*EXERCISE BRIEF:* Print the entries below in their entirety, exactly as they are written.

*DATA:*
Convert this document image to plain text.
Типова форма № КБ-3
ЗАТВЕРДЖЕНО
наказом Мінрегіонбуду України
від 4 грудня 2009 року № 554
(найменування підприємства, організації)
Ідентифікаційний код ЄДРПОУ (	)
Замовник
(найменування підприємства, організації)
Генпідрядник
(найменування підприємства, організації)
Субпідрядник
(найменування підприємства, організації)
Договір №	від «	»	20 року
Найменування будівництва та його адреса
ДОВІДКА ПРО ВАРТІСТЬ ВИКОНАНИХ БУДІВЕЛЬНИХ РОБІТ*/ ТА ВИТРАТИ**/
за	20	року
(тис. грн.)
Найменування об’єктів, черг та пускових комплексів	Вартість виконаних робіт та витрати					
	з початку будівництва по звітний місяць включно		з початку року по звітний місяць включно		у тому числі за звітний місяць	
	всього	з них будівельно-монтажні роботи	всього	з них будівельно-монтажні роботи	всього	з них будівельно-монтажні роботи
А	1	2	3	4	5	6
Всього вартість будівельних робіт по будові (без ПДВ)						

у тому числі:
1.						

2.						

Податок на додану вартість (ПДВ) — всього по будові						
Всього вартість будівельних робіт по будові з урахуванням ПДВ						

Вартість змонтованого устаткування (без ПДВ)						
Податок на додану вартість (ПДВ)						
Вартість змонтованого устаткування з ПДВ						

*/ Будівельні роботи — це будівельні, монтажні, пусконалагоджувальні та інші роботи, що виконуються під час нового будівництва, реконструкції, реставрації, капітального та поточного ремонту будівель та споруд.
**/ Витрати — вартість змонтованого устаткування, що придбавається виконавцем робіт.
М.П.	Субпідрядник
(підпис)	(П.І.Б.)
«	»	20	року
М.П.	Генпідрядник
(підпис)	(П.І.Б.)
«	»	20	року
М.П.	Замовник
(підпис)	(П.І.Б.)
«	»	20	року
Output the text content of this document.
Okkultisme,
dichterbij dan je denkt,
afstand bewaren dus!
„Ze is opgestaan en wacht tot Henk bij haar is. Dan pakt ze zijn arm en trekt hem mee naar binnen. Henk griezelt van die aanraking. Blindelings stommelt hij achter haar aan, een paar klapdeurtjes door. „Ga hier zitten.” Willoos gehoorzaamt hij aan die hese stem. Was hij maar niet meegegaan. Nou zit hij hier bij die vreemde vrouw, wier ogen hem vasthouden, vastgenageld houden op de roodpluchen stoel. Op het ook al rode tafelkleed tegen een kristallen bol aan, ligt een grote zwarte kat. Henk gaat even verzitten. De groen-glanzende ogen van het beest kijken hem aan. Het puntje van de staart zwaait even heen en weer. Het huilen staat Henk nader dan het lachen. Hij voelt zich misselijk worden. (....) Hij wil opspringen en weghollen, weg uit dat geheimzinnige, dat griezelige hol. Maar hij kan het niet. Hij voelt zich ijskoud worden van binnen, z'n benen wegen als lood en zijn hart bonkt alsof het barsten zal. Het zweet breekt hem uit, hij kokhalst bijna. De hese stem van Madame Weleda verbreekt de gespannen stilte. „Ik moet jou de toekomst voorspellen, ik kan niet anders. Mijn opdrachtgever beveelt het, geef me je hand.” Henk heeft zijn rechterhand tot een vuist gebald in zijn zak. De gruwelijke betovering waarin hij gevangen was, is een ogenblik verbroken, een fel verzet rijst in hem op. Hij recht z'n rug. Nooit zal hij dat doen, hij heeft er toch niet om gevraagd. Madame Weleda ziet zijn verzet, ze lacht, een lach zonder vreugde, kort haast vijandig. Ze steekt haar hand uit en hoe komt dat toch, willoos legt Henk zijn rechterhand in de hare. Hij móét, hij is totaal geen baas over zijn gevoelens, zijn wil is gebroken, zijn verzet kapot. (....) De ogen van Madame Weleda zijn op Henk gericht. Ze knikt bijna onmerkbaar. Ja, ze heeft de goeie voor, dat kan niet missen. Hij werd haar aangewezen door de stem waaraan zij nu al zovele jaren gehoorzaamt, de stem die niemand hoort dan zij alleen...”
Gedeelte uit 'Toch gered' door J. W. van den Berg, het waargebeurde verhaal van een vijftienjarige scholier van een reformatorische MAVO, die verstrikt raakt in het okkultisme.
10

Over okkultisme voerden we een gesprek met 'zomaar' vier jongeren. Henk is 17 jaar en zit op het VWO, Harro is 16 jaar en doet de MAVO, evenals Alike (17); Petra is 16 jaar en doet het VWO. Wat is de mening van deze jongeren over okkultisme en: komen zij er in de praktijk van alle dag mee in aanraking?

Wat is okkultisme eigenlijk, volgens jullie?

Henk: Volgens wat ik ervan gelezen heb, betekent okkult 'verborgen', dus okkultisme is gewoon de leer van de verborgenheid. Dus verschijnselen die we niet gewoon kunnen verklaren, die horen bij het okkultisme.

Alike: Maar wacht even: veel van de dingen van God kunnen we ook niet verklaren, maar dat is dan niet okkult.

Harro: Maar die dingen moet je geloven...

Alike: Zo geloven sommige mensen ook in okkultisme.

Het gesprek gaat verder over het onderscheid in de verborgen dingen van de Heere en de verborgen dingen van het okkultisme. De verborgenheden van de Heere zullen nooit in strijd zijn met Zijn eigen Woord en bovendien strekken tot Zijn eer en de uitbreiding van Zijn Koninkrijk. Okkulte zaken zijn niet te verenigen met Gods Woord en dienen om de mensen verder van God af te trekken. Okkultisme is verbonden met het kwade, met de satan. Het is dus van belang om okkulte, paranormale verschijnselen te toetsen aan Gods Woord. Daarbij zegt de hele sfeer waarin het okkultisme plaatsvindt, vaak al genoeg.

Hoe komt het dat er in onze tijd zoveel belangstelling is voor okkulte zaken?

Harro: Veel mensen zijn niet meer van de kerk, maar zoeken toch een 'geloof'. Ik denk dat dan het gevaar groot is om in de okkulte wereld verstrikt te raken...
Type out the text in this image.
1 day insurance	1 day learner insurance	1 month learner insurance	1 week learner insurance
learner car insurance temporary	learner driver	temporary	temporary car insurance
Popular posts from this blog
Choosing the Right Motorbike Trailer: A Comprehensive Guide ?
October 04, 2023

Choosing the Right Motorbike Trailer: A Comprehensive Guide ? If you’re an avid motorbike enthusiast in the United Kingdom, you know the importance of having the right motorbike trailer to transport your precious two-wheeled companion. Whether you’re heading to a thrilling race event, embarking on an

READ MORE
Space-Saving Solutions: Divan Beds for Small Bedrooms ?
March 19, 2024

*EXERCISE ANSWER:*
Convert this document image to plain text.
Типова форма № КБ-3
ЗАТВЕРДЖЕНО
наказом Мінрегіонбуду України
від 4 грудня 2009 року № 554
(найменування підприємства, організації)
Ідентифікаційний код ЄДРПОУ (	)
Замовник
(найменування підприємства, організації)
Генпідрядник
(найменування підприємства, організації)
Субпідрядник
(найменування підприємства, організації)
Договір №	від «	»	20 року
Найменування будівництва та його адреса
ДОВІДКА ПРО ВАРТІСТЬ ВИКОНАНИХ БУДІВЕЛЬНИХ РОБІТ*/ ТА ВИТРАТИ**/
за	20	року
(тис. грн.)
Найменування об’єктів, черг та пускових комплексів	Вартість виконаних робіт та витрати					
	з початку будівництва по звітний місяць включно		з початку року по звітний місяць включно		у тому числі за звітний місяць	
	всього	з них будівельно-монтажні роботи	всього	з них будівельно-монтажні роботи	всього	з них будівельно-монтажні роботи
А	1	2	3	4	5	6
Всього вартість будівельних робіт по будові (без ПДВ)						

у тому числі:
1.						

2.						

Податок на додану вартість (ПДВ) — всього по будові						
Всього вартість будівельних робіт по будові з урахуванням ПДВ						

Вартість змонтованого устаткування (без ПДВ)						
Податок на додану вартість (ПДВ)						
Вартість змонтованого устаткування з ПДВ						

*/ Будівельні роботи — це будівельні, монтажні, пусконалагоджувальні та інші роботи, що виконуються під час нового будівництва, реконструкції, реставрації, капітального та поточного ремонту будівель та споруд.
**/ Витрати — вартість змонтованого устаткування, що придбавається виконавцем робіт.
М.П.	Субпідрядник
(підпис)	(П.І.Б.)
«	»	20	року
М.П.	Генпідрядник
(підпис)	(П.І.Б.)
«	»	20	року
М.П.	Замовник
(підпис)	(П.І.Б.)
«	»	20	року
Output the text content of this document.
Okkultisme,
dichterbij dan je denkt,
afstand bewaren dus!
„Ze is opgestaan en wacht tot Henk bij haar is. Dan pakt ze zijn arm en trekt hem mee naar binnen. Henk griezelt van die aanraking. Blindelings stommelt hij achter haar aan, een paar klapdeurtjes door. „Ga hier zitten.” Willoos gehoorzaamt hij aan die hese stem. Was hij maar niet meegegaan. Nou zit hij hier bij die vreemde vrouw, wier ogen hem vasthouden, vastgenageld houden op de roodpluchen stoel. Op het ook al rode tafelkleed tegen een kristallen bol aan, ligt een grote zwarte kat. Henk gaat even verzitten. De groen-glanzende ogen van het beest kijken hem aan. Het puntje van de staart zwaait even heen en weer. Het huilen staat Henk nader dan het lachen. Hij voelt zich misselijk worden. (....) Hij wil opspringen en weghollen, weg uit dat geheimzinnige, dat griezelige hol. Maar hij kan het niet. Hij voelt zich ijskoud worden van binnen, z'n benen wegen als lood en zijn hart bonkt alsof het barsten zal. Het zweet breekt hem uit, hij kokhalst bijna. De hese stem van Madame Weleda verbreekt de gespannen stilte. „Ik moet jou de toekomst voorspellen, ik kan niet anders. Mijn opdrachtgever beveelt het, geef me je hand.” Henk heeft zijn rechterhand tot een vuist gebald in zijn zak. De gruwelijke betovering waarin hij gevangen was, is een ogenblik verbroken, een fel verzet rijst in hem op. Hij recht z'n rug. Nooit zal hij dat doen, hij heeft er toch niet om gevraagd. Madame Weleda ziet zijn verzet, ze lacht, een lach zonder vreugde, kort haast vijandig. Ze steekt haar hand uit en hoe komt dat toch, willoos legt Henk zijn rechterhand in de hare. Hij móét, hij is totaal geen baas over zijn gevoelens, zijn wil is gebroken, zijn verzet kapot. (....) De ogen van Madame Weleda zijn op Henk gericht. Ze knikt bijna onmerkbaar. Ja, ze heeft de goeie voor, dat kan niet missen. Hij werd haar aangewezen door de stem waaraan zij nu al zovele jaren gehoorzaamt, de stem die niemand hoort dan zij alleen...”
Gedeelte uit 'Toch gered' door J. W. van den Berg, het waargebeurde verhaal van een vijftienjarige scholier van een reformatorische MAVO, die verstrikt raakt in het okkultisme.
10

Over okkultisme voerden we een gesprek met 'zomaar' vier jongeren. Henk is 17 jaar en zit op het VWO, Harro is 16 jaar en doet de MAVO, evenals Alike (17); Petra is 16 jaar en doet het VWO. Wat is de mening van deze jongeren over okkultisme en: komen zij er in de praktijk van alle dag mee in aanraking?

Wat is okkultisme eigenlijk, volgens jullie?

Henk: Volgens wat ik ervan gelezen heb, betekent okkult 'verborgen', dus okkultisme is gewoon de leer van de verborgenheid. Dus verschijnselen die we niet gewoon kunnen verklaren, die horen bij het okkultisme.

Alike: Maar wacht even: veel van de dingen van God kunnen we ook niet verklaren, maar dat is dan niet okkult.

Harro: Maar die dingen moet je geloven...

Alike: Zo geloven sommige mensen ook in okkultisme.

Het gesprek gaat verder over het onderscheid in de verborgen dingen van de Heere en de verborgen dingen van het okkultisme. De verborgenheden van de Heere zullen nooit in strijd zijn met Zijn eigen Woord en bovendien strekken tot Zijn eer en de uitbreiding van Zijn Koninkrijk. Okkulte zaken zijn niet te verenigen met Gods Woord en dienen om de mensen verder van God af te trekken. Okkultisme is verbonden met het kwade, met de satan. Het is dus van belang om okkulte, paranormale verschijnselen te toetsen aan Gods Woord. Daarbij zegt de hele sfeer waarin het okkultisme plaatsvindt, vaak al genoeg.

Hoe komt het dat er in onze tijd zoveel belangstelling is voor okkulte zaken?

Harro: Veel mensen zijn niet meer van de kerk, maar zoeken toch een 'geloof'. Ik denk dat dan het gevaar groot is om in de okkulte wereld verstrikt te raken...
Type out the text in this image.
1 day insurance	1 day learner insurance	1 month learner insurance	1 week learner insurance
learner car insurance temporary	learner driver	temporary	temporary car insurance
Popular posts from this blog
Choosing the Right Motorbike Trailer: A Comprehensive Guide ?
October 04, 2023

Choosing the Right Motorbike Trailer: A Comprehensive Guide ? If you’re an avid motorbike enthusiast in the United Kingdom, you know the importance of having the right motorbike trailer to transport your precious two-wheeled companion. Whether you’re heading to a thrilling race event, embarking on an

READ MORE
Space-Saving Solutions: Divan Beds for Small Bedrooms ?
March 19, 2024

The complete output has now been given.